◆ Data lines:
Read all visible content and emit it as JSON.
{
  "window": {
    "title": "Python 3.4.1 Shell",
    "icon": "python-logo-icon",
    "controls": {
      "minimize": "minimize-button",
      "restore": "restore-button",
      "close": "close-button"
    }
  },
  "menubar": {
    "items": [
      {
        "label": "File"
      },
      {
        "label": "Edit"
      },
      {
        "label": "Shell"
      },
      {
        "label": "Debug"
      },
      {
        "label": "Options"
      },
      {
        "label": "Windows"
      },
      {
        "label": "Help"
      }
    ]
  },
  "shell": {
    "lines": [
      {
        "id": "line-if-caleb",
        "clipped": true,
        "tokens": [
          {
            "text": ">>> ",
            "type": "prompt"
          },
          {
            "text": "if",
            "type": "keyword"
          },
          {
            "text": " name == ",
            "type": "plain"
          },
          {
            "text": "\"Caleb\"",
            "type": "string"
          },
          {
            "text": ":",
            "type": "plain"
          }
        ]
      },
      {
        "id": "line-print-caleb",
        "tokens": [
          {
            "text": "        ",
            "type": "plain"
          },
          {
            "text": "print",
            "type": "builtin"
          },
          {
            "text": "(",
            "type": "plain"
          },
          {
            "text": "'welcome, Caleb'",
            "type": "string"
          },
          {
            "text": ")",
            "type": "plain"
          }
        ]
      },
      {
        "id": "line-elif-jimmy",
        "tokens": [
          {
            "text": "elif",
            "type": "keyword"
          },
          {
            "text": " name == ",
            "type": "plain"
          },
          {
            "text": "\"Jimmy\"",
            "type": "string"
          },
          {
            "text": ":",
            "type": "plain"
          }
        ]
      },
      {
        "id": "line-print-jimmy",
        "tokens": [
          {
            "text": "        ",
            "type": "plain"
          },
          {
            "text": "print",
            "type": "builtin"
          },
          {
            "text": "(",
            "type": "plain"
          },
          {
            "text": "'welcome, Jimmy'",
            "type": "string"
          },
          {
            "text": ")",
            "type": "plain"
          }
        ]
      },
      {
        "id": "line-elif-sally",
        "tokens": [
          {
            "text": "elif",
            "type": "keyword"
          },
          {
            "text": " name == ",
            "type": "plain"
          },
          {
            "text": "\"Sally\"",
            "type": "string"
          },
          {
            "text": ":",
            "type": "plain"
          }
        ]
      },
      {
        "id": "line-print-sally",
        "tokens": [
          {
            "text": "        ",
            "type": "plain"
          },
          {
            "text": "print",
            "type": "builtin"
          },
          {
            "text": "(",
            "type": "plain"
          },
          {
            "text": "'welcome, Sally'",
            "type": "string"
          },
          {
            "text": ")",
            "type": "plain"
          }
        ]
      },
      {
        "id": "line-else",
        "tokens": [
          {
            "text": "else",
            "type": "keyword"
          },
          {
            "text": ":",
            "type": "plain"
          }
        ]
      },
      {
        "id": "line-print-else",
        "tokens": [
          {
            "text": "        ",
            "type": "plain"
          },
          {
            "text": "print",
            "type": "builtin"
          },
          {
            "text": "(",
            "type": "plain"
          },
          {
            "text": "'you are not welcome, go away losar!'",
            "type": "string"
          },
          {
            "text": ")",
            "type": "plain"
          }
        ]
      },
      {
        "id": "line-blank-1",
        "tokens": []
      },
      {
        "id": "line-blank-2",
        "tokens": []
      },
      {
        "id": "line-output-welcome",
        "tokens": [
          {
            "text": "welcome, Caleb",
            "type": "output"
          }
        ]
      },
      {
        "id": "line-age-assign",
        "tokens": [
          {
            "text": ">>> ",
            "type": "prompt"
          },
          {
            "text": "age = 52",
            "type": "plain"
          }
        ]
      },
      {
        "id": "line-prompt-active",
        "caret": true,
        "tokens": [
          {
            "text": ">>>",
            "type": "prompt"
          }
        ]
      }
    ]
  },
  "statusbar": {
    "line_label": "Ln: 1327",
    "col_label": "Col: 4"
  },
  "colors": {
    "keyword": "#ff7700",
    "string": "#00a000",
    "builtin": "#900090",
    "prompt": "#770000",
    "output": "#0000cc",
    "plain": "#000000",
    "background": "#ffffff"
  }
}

◆ Required work: Copy each record from above without leaving any out.

◆ Task result:
Read all visible content and emit it as JSON.
{
  "window": {
    "title": "Python 3.4.1 Shell",
    "icon": "python-logo-icon",
    "controls": {
      "minimize": "minimize-button",
      "restore": "restore-button",
      "close": "close-button"
    }
  },
  "menubar": {
    "items": [
      {
        "label": "File"
      },
      {
        "label": "Edit"
      },
      {
        "label": "Shell"
      },
      {
        "label": "Debug"
      },
      {
        "label": "Options"
      },
      {
        "label": "Windows"
      },
      {
        "label": "Help"
      }
    ]
  },
  "shell": {
    "lines": [
      {
        "id": "line-if-caleb",
        "clipped": true,
        "tokens": [
          {
            "text": ">>> ",
            "type": "prompt"
          },
          {
            "text": "if",
            "type": "keyword"
          },
          {
            "text": " name == ",
            "type": "plain"
          },
          {
            "text": "\"Caleb\"",
            "type": "string"
          },
          {
            "text": ":",
            "type": "plain"
          }
        ]
      },
      {
        "id": "line-print-caleb",
        "tokens": [
          {
            "text": "        ",
            "type": "plain"
          },
          {
            "text": "print",
            "type": "builtin"
          },
          {
            "text": "(",
            "type": "plain"
          },
          {
            "text": "'welcome, Caleb'",
            "type": "string"
          },
          {
            "text": ")",
            "type": "plain"
          }
        ]
      },
      {
        "id": "line-elif-jimmy",
        "tokens": [
          {
            "text": "elif",
            "type": "keyword"
          },
          {
            "text": " name == ",
            "type": "plain"
          },
          {
            "text": "\"Jimmy\"",
            "type": "string"
          },
          {
            "text": ":",
            "type": "plain"
          }
        ]
      },
      {
        "id": "line-print-jimmy",
        "tokens": [
          {
            "text": "        ",
            "type": "plain"
          },
          {
            "text": "print",
            "type": "builtin"
          },
          {
            "text": "(",
            "type": "plain"
          },
          {
            "text": "'welcome, Jimmy'",
            "type": "string"
          },
          {
            "text": ")",
            "type": "plain"
          }
        ]
      },
      {
        "id": "line-elif-sally",
        "tokens": [
          {
            "text": "elif",
            "type": "keyword"
          },
          {
            "text": " name == ",
            "type": "plain"
          },
          {
            "text": "\"Sally\"",
            "type": "string"
          },
          {
            "text": ":",
            "type": "plain"
          }
        ]
      },
      {
        "id": "line-print-sally",
        "tokens": [
          {
            "text": "        ",
            "type": "plain"
          },
          {
            "text": "print",
            "type": "builtin"
          },
          {
            "text": "(",
            "type": "plain"
          },
          {
            "text": "'welcome, Sally'",
            "type": "string"
          },
          {
            "text": ")",
            "type": "plain"
          }
        ]
      },
      {
        "id": "line-else",
        "tokens": [
          {
            "text": "else",
            "type": "keyword"
          },
          {
            "text": ":",
            "type": "plain"
          }
        ]
      },
      {
        "id": "line-print-else",
        "tokens": [
          {
            "text": "        ",
            "type": "plain"
          },
          {
            "text": "print",
            "type": "builtin"
          },
          {
            "text": "(",
            "type": "plain"
          },
          {
            "text": "'you are not welcome, go away losar!'",
            "type": "string"
          },
          {
            "text": ")",
            "type": "plain"
          }
        ]
      },
      {
        "id": "line-blank-1",
        "tokens": []
      },
      {
        "id": "line-blank-2",
        "tokens": []
      },
      {
        "id": "line-output-welcome",
        "tokens": [
          {
            "text": "welcome, Caleb",
            "type": "output"
          }
        ]
      },
      {
        "id": "line-age-assign",
        "tokens": [
          {
            "text": ">>> ",
            "type": "prompt"
          },
          {
            "text": "age = 52",
            "type": "plain"
          }
        ]
      },
      {
        "id": "line-prompt-active",
        "caret": true,
        "tokens": [
          {
            "text": ">>>",
            "type": "prompt"
          }
        ]
      }
    ]
  },
  "statusbar": {
    "line_label": "Ln: 1327",
    "col_label": "Col: 4"
  },
  "colors": {
    "keyword": "#ff7700",
    "string": "#00a000",
    "builtin": "#900090",
    "prompt": "#770000",
    "output": "#0000cc",
    "plain": "#000000",
    "background": "#ffffff"
  }
}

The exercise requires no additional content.